Directive: Search the material below for the word "logo" and copy every line in which it occurs.

__________

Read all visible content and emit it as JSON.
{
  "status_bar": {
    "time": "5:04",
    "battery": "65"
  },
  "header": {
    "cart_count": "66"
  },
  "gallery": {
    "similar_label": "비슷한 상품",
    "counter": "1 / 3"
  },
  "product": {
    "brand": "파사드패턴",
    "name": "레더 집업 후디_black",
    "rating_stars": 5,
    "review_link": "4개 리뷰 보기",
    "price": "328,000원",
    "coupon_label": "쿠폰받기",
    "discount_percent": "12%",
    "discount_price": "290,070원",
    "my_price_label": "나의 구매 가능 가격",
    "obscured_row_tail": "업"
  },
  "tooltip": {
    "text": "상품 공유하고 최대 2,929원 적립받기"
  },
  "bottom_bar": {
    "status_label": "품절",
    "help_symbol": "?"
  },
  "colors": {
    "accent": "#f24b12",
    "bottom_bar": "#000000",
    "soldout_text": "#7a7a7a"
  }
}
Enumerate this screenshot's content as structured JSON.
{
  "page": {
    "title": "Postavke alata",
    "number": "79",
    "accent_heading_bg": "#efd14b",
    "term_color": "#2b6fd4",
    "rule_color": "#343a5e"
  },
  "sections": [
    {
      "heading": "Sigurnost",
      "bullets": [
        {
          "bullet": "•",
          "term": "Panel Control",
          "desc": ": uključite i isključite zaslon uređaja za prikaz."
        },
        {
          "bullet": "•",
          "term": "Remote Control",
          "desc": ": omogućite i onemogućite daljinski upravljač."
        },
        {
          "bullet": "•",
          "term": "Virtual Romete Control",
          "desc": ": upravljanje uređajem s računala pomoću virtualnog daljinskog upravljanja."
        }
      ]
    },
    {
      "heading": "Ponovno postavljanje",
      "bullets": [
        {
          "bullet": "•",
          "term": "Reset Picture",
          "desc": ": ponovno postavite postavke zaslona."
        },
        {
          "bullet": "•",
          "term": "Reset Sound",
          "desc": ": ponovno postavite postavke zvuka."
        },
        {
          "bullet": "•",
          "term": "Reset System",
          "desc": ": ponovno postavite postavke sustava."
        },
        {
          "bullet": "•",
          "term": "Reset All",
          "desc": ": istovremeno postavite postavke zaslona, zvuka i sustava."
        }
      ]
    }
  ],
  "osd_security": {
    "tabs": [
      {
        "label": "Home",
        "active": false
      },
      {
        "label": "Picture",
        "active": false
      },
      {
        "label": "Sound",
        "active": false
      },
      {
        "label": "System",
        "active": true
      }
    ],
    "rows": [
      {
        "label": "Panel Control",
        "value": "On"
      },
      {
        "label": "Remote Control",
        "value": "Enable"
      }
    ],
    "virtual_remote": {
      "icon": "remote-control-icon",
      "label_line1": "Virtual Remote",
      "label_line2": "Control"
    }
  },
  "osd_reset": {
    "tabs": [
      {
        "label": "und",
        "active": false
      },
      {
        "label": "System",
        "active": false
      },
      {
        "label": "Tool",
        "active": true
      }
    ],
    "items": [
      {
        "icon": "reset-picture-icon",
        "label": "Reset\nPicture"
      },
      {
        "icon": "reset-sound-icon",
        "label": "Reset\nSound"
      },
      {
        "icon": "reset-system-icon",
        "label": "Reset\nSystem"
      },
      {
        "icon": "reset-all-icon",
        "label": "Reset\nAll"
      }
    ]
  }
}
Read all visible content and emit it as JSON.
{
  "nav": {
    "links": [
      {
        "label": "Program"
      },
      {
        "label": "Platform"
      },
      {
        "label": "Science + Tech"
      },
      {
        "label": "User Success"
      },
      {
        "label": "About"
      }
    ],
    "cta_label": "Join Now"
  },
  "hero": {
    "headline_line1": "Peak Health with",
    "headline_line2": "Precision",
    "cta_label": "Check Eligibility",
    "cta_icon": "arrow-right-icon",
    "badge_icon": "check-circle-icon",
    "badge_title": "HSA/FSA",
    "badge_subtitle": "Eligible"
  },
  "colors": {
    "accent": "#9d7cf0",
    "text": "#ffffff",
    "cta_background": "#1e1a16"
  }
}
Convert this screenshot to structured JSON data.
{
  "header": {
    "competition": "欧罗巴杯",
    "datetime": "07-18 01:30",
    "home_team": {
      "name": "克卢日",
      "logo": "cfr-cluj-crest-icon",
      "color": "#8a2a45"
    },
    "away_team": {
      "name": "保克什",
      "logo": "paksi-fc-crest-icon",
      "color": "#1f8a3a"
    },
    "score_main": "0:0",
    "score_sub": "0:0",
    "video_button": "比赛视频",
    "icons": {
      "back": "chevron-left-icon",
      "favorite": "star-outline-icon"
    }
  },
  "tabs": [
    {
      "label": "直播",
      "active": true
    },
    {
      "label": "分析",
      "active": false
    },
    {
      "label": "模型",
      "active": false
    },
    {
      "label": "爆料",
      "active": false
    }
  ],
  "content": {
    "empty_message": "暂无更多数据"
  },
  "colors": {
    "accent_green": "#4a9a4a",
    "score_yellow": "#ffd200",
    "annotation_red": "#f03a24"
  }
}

__________

Solution:
      "logo": "cfr-cluj-crest-icon",
      "logo": "paksi-fc-crest-icon",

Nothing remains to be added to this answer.